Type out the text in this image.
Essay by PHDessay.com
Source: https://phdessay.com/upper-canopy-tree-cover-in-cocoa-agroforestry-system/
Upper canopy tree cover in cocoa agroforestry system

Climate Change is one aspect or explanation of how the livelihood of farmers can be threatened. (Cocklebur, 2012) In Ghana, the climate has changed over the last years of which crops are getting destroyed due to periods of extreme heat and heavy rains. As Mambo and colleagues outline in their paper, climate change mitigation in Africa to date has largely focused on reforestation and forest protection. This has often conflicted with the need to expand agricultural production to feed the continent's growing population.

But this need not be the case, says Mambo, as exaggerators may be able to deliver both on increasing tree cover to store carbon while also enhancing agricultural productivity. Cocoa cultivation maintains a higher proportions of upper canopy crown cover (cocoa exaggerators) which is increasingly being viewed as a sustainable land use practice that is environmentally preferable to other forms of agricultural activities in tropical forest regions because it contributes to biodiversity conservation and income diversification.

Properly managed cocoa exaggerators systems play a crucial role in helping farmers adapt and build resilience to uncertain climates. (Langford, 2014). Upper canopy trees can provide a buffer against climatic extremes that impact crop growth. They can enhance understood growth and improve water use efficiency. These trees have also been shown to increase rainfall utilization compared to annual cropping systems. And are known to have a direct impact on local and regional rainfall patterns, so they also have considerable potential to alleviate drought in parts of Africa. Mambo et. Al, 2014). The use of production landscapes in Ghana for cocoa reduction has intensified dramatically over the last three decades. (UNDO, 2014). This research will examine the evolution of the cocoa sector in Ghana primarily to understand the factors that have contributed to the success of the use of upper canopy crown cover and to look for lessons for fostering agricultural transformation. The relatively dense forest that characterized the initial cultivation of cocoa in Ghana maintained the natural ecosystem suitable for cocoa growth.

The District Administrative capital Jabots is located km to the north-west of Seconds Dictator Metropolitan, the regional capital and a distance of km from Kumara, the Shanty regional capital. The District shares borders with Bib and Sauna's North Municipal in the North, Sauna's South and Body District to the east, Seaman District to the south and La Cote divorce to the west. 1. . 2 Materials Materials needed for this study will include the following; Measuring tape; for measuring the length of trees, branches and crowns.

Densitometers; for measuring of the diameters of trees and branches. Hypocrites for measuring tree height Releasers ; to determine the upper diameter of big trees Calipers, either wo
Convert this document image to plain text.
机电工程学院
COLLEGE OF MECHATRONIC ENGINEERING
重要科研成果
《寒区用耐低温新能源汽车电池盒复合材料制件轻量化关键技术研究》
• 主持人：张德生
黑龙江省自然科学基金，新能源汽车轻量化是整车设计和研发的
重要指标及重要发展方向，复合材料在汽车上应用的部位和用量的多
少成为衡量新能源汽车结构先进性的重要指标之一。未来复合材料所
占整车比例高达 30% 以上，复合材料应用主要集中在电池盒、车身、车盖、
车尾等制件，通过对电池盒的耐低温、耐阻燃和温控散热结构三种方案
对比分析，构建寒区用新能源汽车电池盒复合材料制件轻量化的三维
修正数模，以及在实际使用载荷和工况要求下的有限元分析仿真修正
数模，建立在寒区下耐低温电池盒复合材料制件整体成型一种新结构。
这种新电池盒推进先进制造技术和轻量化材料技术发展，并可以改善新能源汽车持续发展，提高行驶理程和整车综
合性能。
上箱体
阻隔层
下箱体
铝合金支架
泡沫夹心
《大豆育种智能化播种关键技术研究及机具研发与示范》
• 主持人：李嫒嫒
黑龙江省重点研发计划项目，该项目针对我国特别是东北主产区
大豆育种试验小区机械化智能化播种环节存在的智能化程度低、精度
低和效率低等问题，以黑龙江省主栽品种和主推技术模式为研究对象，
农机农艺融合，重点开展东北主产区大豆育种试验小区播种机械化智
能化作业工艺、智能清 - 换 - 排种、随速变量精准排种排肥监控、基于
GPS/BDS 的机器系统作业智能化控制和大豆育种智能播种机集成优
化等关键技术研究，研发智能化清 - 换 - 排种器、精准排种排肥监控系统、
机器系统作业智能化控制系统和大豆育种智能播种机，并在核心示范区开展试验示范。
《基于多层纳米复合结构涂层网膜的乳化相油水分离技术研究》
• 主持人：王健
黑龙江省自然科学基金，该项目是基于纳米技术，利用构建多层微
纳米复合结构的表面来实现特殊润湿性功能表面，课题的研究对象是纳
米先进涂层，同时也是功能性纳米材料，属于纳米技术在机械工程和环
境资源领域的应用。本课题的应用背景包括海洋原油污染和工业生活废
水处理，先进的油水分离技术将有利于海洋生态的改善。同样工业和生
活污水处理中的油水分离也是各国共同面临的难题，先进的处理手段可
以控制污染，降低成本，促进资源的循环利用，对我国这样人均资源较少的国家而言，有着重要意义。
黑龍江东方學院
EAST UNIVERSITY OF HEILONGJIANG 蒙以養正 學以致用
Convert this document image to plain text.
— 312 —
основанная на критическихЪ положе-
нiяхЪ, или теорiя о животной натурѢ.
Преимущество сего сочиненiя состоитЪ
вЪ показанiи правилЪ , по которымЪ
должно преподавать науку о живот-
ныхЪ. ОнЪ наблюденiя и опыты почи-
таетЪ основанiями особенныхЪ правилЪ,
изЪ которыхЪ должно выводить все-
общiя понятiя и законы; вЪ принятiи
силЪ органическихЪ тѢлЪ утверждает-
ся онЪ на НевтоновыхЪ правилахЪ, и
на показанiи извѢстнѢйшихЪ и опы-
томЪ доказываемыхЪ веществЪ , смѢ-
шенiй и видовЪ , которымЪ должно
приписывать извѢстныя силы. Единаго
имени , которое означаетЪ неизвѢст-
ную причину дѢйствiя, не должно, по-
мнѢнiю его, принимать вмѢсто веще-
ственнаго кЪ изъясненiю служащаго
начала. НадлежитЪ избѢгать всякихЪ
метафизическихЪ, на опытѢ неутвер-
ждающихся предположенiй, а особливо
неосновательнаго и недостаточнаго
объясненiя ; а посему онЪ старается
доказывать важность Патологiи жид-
* * * *
*Exercise brief*: Of the lines in this listing, how many contain "должно"? Reply with the number and nothing more.

*Result of this exercise*: 4